| Directions for this task |
State how many lines of the listing below include the word "subtitle". Give only the number.

| Listing |

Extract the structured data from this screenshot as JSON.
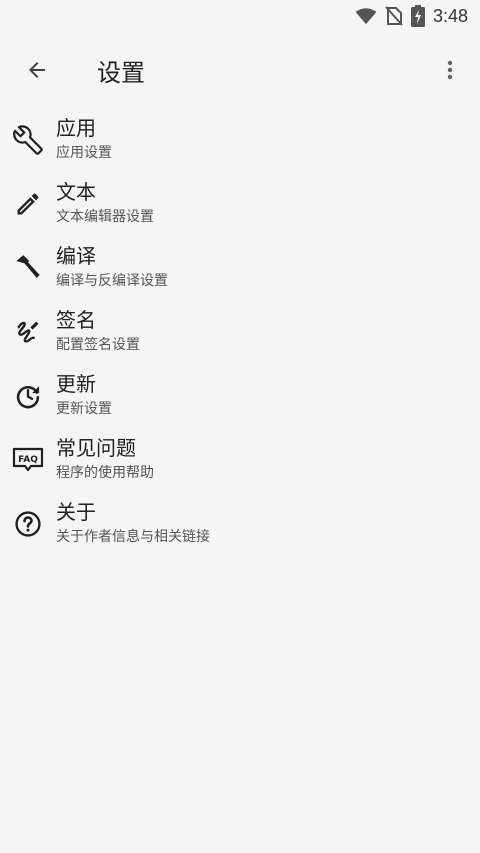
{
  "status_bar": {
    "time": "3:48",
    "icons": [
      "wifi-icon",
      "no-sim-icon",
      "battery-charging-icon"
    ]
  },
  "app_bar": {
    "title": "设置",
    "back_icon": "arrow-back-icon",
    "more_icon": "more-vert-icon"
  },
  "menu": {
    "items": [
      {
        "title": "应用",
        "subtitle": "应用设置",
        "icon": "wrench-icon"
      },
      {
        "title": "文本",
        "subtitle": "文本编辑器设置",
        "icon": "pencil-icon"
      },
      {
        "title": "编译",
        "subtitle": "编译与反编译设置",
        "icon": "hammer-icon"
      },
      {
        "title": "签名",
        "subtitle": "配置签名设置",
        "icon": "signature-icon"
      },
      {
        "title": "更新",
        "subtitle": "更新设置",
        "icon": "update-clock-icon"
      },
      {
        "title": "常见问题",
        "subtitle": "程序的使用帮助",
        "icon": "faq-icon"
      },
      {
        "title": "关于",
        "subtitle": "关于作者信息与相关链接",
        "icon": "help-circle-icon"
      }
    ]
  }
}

| The response |
7